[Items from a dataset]
((

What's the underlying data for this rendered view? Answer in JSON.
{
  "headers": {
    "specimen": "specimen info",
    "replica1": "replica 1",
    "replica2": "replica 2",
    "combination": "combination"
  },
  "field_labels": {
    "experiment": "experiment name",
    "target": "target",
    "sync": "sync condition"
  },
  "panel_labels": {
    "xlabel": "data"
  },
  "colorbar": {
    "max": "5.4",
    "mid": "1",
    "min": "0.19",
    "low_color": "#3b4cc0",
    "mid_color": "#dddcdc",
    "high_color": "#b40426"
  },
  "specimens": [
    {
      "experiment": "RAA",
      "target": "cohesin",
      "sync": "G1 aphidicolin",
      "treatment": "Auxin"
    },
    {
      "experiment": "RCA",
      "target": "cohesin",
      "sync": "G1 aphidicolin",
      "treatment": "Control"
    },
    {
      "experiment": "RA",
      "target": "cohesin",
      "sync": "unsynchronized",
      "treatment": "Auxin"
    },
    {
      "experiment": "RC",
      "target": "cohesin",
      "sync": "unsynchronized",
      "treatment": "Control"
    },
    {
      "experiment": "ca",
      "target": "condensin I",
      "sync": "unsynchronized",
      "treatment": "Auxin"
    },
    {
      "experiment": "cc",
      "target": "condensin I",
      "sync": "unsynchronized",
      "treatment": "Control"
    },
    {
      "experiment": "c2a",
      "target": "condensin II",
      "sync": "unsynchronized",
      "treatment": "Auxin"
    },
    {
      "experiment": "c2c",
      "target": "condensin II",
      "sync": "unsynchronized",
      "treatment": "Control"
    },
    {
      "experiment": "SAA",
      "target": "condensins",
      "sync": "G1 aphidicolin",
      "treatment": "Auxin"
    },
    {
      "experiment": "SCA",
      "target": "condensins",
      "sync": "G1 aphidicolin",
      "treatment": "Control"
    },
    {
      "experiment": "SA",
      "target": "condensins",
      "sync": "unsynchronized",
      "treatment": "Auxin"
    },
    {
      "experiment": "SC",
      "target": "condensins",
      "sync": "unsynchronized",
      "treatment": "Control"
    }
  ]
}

))

• [The task] Output the listing above exactly as it appears.

• [Solution for this problem]
What's the underlying data for this rendered view? Answer in JSON.
{
  "headers": {
    "specimen": "specimen info",
    "replica1": "replica 1",
    "replica2": "replica 2",
    "combination": "combination"
  },
  "field_labels": {
    "experiment": "experiment name",
    "target": "target",
    "sync": "sync condition"
  },
  "panel_labels": {
    "xlabel": "data"
  },
  "colorbar": {
    "max": "5.4",
    "mid": "1",
    "min": "0.19",
    "low_color": "#3b4cc0",
    "mid_color": "#dddcdc",
    "high_color": "#b40426"
  },
  "specimens": [
    {
      "experiment": "RAA",
      "target": "cohesin",
      "sync": "G1 aphidicolin",
      "treatment": "Auxin"
    },
    {
      "experiment": "RCA",
      "target": "cohesin",
      "sync": "G1 aphidicolin",
      "treatment": "Control"
    },
    {
      "experiment": "RA",
      "target": "cohesin",
      "sync": "unsynchronized",
      "treatment": "Auxin"
    },
    {
      "experiment": "RC",
      "target": "cohesin",
      "sync": "unsynchronized",
      "treatment": "Control"
    },
    {
      "experiment": "ca",
      "target": "condensin I",
      "sync": "unsynchronized",
      "treatment": "Auxin"
    },
    {
      "experiment": "cc",
      "target": "condensin I",
      "sync": "unsynchronized",
      "treatment": "Control"
    },
    {
      "experiment": "c2a",
      "target": "condensin II",
      "sync": "unsynchronized",
      "treatment": "Auxin"
    },
    {
      "experiment": "c2c",
      "target": "condensin II",
      "sync": "unsynchronized",
      "treatment": "Control"
    },
    {
      "experiment": "SAA",
      "target": "condensins",
      "sync": "G1 aphidicolin",
      "treatment": "Auxin"
    },
    {
      "experiment": "SCA",
      "target": "condensins",
      "sync": "G1 aphidicolin",
      "treatment": "Control"
    },
    {
      "experiment": "SA",
      "target": "condensins",
      "sync": "unsynchronized",
      "treatment": "Auxin"
    },
    {
      "experiment": "SC",
      "target": "condensins",
      "sync": "unsynchronized",
      "treatment": "Control"
    }
  ]
}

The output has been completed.